=== Goal of the exercise ===
Look through the lines below and extract each one that contains "целевой".

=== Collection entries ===
****************

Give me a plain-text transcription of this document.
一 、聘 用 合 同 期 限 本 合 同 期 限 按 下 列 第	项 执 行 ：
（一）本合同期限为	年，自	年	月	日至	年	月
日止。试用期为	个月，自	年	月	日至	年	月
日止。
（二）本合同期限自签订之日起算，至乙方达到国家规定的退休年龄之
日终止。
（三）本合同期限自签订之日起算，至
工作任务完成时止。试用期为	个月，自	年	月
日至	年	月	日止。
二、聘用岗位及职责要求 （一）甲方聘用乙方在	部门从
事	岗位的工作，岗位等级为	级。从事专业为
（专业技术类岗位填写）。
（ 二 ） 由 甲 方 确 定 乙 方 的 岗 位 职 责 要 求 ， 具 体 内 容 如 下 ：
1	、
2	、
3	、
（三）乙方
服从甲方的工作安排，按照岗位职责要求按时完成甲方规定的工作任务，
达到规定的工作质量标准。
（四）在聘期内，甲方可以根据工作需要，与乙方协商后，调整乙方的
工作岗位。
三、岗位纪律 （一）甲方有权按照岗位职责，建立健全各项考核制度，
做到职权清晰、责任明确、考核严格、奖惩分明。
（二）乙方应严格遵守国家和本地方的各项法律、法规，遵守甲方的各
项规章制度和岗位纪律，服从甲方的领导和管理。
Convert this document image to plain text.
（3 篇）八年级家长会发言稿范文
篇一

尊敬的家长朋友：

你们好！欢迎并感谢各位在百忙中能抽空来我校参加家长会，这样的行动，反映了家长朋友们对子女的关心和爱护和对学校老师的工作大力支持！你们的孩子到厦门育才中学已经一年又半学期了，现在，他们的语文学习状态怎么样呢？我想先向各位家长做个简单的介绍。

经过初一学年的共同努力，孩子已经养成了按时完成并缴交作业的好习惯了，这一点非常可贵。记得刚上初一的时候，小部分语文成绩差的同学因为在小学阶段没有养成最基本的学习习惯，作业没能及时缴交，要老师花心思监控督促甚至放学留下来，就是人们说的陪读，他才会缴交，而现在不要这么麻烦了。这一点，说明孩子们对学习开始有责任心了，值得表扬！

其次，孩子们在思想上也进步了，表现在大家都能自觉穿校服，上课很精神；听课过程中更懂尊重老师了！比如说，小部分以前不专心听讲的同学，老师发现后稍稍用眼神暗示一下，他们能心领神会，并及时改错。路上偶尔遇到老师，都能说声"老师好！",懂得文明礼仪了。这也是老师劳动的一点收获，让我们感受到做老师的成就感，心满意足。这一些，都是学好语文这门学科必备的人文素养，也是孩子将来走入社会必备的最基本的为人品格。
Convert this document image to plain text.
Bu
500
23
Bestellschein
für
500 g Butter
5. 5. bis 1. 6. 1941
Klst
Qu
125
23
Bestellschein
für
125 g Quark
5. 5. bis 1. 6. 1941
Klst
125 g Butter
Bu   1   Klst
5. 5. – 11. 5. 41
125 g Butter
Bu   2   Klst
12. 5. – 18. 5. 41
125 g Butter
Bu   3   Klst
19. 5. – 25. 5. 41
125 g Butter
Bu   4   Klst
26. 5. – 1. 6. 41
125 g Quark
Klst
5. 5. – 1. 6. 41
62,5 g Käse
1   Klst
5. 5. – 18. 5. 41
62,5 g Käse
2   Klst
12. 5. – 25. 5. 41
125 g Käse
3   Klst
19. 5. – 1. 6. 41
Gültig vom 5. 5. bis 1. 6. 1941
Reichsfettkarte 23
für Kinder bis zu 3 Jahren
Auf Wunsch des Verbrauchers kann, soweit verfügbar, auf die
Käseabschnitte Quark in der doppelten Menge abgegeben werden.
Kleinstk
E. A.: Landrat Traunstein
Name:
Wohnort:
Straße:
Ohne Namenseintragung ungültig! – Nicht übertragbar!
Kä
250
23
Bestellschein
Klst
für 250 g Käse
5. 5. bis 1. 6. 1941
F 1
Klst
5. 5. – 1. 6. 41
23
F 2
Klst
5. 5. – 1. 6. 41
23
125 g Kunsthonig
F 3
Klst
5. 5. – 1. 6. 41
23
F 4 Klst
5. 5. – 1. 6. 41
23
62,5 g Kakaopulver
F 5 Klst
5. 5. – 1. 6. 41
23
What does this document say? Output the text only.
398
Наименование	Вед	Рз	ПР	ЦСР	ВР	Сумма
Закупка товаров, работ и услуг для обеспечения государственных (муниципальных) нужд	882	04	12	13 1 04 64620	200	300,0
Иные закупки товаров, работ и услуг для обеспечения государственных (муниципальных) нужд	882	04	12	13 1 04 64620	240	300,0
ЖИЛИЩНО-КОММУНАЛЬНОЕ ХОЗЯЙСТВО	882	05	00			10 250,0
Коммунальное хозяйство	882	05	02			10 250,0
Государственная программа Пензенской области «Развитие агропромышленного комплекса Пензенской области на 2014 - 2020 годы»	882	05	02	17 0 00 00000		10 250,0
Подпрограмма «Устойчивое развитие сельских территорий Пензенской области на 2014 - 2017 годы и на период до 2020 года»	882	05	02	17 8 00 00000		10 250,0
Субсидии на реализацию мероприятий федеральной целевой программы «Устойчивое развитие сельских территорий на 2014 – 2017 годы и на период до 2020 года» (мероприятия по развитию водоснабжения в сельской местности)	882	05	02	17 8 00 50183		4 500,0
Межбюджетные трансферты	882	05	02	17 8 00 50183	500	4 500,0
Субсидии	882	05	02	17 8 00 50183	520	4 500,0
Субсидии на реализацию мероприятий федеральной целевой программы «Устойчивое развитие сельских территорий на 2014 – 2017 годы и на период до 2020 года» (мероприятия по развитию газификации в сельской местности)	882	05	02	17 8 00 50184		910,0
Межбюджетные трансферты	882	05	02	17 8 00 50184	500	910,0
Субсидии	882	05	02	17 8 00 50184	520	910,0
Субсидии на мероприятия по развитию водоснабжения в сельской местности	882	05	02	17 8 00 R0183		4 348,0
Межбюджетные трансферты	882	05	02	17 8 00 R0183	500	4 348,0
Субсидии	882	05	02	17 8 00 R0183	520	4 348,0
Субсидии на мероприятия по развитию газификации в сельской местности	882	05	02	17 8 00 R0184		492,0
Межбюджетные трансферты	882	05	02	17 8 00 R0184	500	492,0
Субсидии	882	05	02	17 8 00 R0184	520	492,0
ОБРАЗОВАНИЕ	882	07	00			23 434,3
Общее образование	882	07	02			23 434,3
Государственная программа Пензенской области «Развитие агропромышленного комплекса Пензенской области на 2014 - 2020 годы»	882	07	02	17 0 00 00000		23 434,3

****************

=== Task solution ===
Субсидии на реализацию мероприятий федеральной целевой программы «Устойчивое развитие сельских территорий на 2014 – 2017 годы и на период до 2020 года» (мероприятия по развитию водоснабжения в сельской местности)	882	05	02	17 8 00 50183		4 500,0
Субсидии на реализацию мероприятий федеральной целевой программы «Устойчивое развитие сельских территорий на 2014 – 2017 годы и на период до 2020 года» (мероприятия по развитию газификации в сельской местности)	882	05	02	17 8 00 50184		910,0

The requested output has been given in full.